[PROBLEMS TO SOLVE]
1 > Write out the passage of the opinion piece from "But whoops! At" to "version of reality.", keeping every word as it appears.
2 > Pull out the stored entries from the very first one through the line containing "check-mark: ✓ (642, 432, 759, 461)", both ends included, reproducing each line verbatim and nothing beyond them.

Also; Robert fisk's take:
http://www.independent.co.uk/opinion/commentators/fisk/robert-fisk-the-truth-behind-the-israeli-propaganda-1991803.html
+ Show Spoiler +I have, of course, been outraged at armed men boarding ships in international waters, killing passengers on board who attempt to resist and then forcing their ship to the hijackers' home port. I am, of course, talking about the Somali pirates who are preying on Western ships in the Indian Ocean. How dare those terrorists dare to touch our unarmed vessels on the high seas? And how right we are to have our warships there to prevent such terrorist acts.
But whoops! At least the Israelis have not demanded ransom. They just want to get journalists to win the propaganda war for them. Scarcely had the week begun when Israel's warrior "commandos" stormed a Turkish boat bringing aid to Gaza and shot nine of the passengers dead. Yet by week's end, the protesters had become "armed peace activists", vicious anti-Semites "professing pacifism, seething with hate, pounding away at another human being with a metal pole". I liked the last bit. The fact that the person being beaten was apparently shooting another human being with a rifle didn't quite get into this weird version of reality.

(Stored entries)

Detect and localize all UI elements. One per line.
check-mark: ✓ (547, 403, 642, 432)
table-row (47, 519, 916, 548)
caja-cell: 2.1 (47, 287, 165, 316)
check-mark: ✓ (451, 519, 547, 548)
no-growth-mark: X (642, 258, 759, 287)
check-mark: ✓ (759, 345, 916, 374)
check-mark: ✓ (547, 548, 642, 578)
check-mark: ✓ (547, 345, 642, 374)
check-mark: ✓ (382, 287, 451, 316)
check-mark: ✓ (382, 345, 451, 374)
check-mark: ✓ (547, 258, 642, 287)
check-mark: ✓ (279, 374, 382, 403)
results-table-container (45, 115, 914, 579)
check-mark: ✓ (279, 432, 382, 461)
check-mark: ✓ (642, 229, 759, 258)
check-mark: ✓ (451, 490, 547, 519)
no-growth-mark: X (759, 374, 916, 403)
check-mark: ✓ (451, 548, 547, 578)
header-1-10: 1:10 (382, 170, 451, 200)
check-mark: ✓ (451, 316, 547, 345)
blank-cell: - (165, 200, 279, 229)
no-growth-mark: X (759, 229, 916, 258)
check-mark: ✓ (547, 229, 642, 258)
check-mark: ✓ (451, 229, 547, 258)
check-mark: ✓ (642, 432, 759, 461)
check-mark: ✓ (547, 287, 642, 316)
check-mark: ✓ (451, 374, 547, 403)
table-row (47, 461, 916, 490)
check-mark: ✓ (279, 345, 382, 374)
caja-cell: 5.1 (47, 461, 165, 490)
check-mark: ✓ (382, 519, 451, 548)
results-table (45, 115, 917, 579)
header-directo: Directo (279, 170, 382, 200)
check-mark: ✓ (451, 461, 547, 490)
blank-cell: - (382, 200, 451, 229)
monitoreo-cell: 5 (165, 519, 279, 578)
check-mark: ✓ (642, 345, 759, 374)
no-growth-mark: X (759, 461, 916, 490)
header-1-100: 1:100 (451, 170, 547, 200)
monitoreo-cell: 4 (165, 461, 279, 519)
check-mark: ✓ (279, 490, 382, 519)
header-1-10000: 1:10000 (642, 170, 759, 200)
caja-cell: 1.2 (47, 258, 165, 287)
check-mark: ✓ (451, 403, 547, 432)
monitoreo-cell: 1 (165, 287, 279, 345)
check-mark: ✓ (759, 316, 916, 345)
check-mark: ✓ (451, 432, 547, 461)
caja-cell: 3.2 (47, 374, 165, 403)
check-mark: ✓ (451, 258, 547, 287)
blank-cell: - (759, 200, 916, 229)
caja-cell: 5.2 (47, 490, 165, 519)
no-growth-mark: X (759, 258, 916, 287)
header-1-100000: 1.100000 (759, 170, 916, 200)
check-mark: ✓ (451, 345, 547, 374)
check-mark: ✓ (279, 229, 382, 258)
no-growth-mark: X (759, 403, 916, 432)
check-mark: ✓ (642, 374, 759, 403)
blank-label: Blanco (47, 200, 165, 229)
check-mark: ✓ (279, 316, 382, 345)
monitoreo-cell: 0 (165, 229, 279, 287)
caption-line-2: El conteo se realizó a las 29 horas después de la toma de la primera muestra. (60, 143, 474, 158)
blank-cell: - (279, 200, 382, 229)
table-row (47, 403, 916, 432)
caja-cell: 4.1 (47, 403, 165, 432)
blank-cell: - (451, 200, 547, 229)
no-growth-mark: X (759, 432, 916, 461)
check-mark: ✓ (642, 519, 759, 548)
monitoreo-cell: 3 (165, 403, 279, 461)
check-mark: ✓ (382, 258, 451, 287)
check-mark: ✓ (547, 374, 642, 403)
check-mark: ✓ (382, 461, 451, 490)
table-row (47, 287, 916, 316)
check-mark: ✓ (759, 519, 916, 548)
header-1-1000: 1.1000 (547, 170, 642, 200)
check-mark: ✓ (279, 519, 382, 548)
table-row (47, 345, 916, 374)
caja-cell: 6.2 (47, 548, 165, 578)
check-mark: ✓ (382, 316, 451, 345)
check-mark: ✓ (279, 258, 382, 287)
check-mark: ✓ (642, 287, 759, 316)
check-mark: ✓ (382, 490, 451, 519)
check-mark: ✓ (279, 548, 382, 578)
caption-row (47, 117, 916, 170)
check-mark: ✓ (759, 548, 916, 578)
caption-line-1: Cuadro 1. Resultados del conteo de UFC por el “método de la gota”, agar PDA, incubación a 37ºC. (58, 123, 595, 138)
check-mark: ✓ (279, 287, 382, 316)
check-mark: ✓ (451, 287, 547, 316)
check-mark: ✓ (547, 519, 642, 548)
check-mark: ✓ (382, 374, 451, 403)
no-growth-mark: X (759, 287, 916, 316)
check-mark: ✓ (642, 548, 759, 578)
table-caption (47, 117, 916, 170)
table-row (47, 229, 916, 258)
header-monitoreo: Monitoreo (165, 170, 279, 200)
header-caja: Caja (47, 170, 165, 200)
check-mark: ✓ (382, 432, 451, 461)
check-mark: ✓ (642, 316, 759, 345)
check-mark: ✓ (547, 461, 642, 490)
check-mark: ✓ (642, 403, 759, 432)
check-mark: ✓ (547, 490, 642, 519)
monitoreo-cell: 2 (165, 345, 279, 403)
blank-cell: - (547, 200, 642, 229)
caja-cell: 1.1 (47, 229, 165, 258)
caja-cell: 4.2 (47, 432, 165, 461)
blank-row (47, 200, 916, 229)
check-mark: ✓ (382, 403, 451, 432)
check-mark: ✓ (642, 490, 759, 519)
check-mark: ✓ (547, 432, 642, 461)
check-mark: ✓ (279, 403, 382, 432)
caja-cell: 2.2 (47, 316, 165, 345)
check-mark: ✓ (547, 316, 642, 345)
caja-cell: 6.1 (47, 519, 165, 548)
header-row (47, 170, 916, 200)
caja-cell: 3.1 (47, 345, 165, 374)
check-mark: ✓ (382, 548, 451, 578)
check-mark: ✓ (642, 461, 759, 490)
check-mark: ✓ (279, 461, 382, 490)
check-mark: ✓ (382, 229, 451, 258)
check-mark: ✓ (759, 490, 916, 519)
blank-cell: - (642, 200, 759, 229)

[SOLUTIONS TO EACH TASK]
1 >
But whoops! At least the Israelis have not demanded ransom. They just want to get journalists to win the propaganda war for them. Scarcely had the week begun when Israel's warrior "commandos" stormed a Turkish boat bringing aid to Gaza and shot nine of the passengers dead. Yet by week's end, the protesters had become "armed peace activists", vicious anti-Semites "professing pacifism, seething with hate, pounding away at another human being with a metal pole". I liked the last bit. The fact that the person being beaten was apparently shooting another human being with a rifle didn't quite get into this weird version of reality.

2 >
Detect and localize all UI elements. One per line.
check-mark: ✓ (547, 403, 642, 432)
table-row (47, 519, 916, 548)
caja-cell: 2.1 (47, 287, 165, 316)
check-mark: ✓ (451, 519, 547, 548)
no-growth-mark: X (642, 258, 759, 287)
check-mark: ✓ (759, 345, 916, 374)
check-mark: ✓ (547, 548, 642, 578)
check-mark: ✓ (547, 345, 642, 374)
check-mark: ✓ (382, 287, 451, 316)
check-mark: ✓ (382, 345, 451, 374)
check-mark: ✓ (547, 258, 642, 287)
check-mark: ✓ (279, 374, 382, 403)
results-table-container (45, 115, 914, 579)
check-mark: ✓ (279, 432, 382, 461)
check-mark: ✓ (642, 229, 759, 258)
check-mark: ✓ (451, 490, 547, 519)
no-growth-mark: X (759, 374, 916, 403)
check-mark: ✓ (451, 548, 547, 578)
header-1-10: 1:10 (382, 170, 451, 200)
check-mark: ✓ (451, 316, 547, 345)
blank-cell: - (165, 200, 279, 229)
no-growth-mark: X (759, 229, 916, 258)
check-mark: ✓ (547, 229, 642, 258)
check-mark: ✓ (451, 229, 547, 258)
check-mark: ✓ (642, 432, 759, 461)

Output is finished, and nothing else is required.